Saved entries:
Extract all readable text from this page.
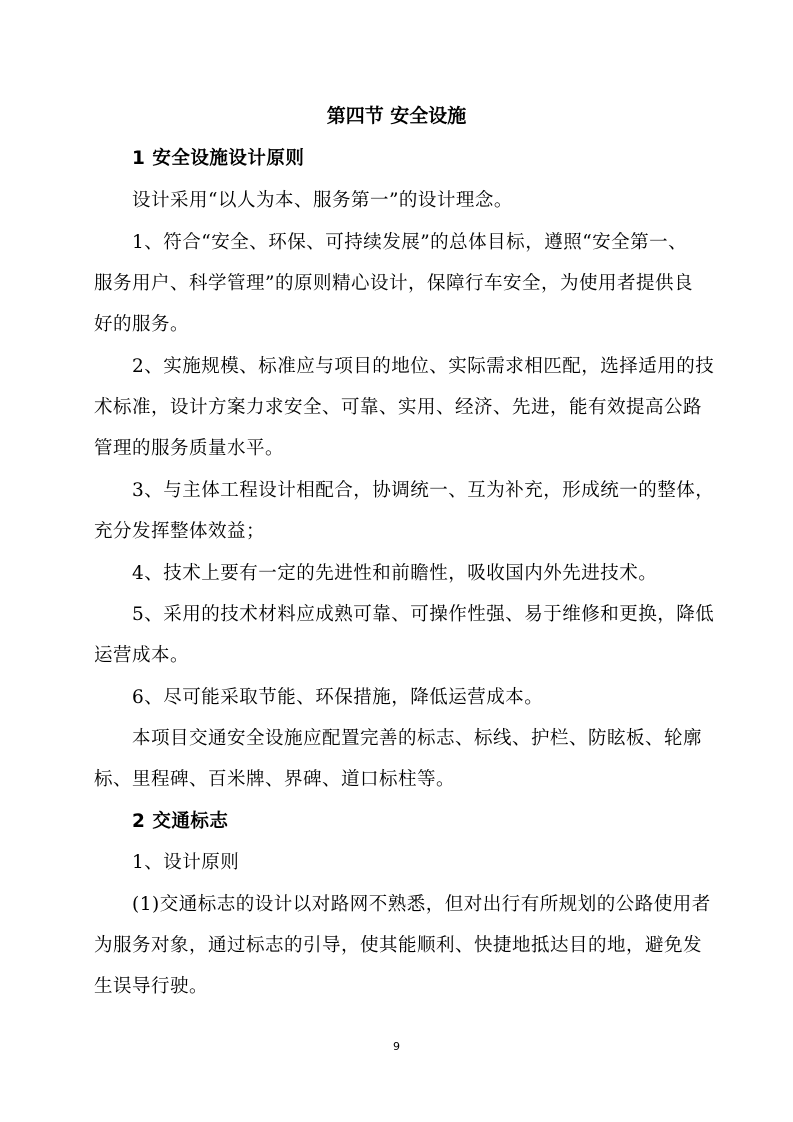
第四节 安全设施
1 安全设施设计原则
设计采用“以人为本、服务第一”的设计理念。
1、符合“安全、环保、可持续发展”的总体目标，遵照“安全第一、
服务用户、科学管理”的原则精心设计，保障行车安全，为使用者提供良
好的服务。
2、实施规模、标准应与项目的地位、实际需求相匹配，选择适用的技
术标准，设计方案力求安全、可靠、实用、经济、先进，能有效提高公路
管理的服务质量水平。
3、与主体工程设计相配合，协调统一、互为补充，形成统一的整体，
充分发挥整体效益；
4、技术上要有一定的先进性和前瞻性，吸收国内外先进技术。
5、采用的技术材料应成熟可靠、可操作性强、易于维修和更换，降低
运营成本。
6、尽可能采取节能、环保措施，降低运营成本。
本项目交通安全设施应配置完善的标志、标线、护栏、防眩板、轮廓
标、里程碑、百米牌、界碑、道口标柱等。
2 交通标志
1、设计原则
(1)交通标志的设计以对路网不熟悉，但对出行有所规划的公路使用者
为服务对象，通过标志的引导，使其能顺利、快捷地抵达目的地，避免发
生误导行驶。
9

## THE EXERCISE:
Can you repeat every record above exactly, apart from the pictures?

## RESULT:
Extract all readable text from this page.
第四节 安全设施
1 安全设施设计原则
设计采用“以人为本、服务第一”的设计理念。
1、符合“安全、环保、可持续发展”的总体目标，遵照“安全第一、
服务用户、科学管理”的原则精心设计，保障行车安全，为使用者提供良
好的服务。
2、实施规模、标准应与项目的地位、实际需求相匹配，选择适用的技
术标准，设计方案力求安全、可靠、实用、经济、先进，能有效提高公路
管理的服务质量水平。
3、与主体工程设计相配合，协调统一、互为补充，形成统一的整体，
充分发挥整体效益；
4、技术上要有一定的先进性和前瞻性，吸收国内外先进技术。
5、采用的技术材料应成熟可靠、可操作性强、易于维修和更换，降低
运营成本。
6、尽可能采取节能、环保措施，降低运营成本。
本项目交通安全设施应配置完善的标志、标线、护栏、防眩板、轮廓
标、里程碑、百米牌、界碑、道口标柱等。
2 交通标志
1、设计原则
(1)交通标志的设计以对路网不熟悉，但对出行有所规划的公路使用者
为服务对象，通过标志的引导，使其能顺利、快捷地抵达目的地，避免发
生误导行驶。
9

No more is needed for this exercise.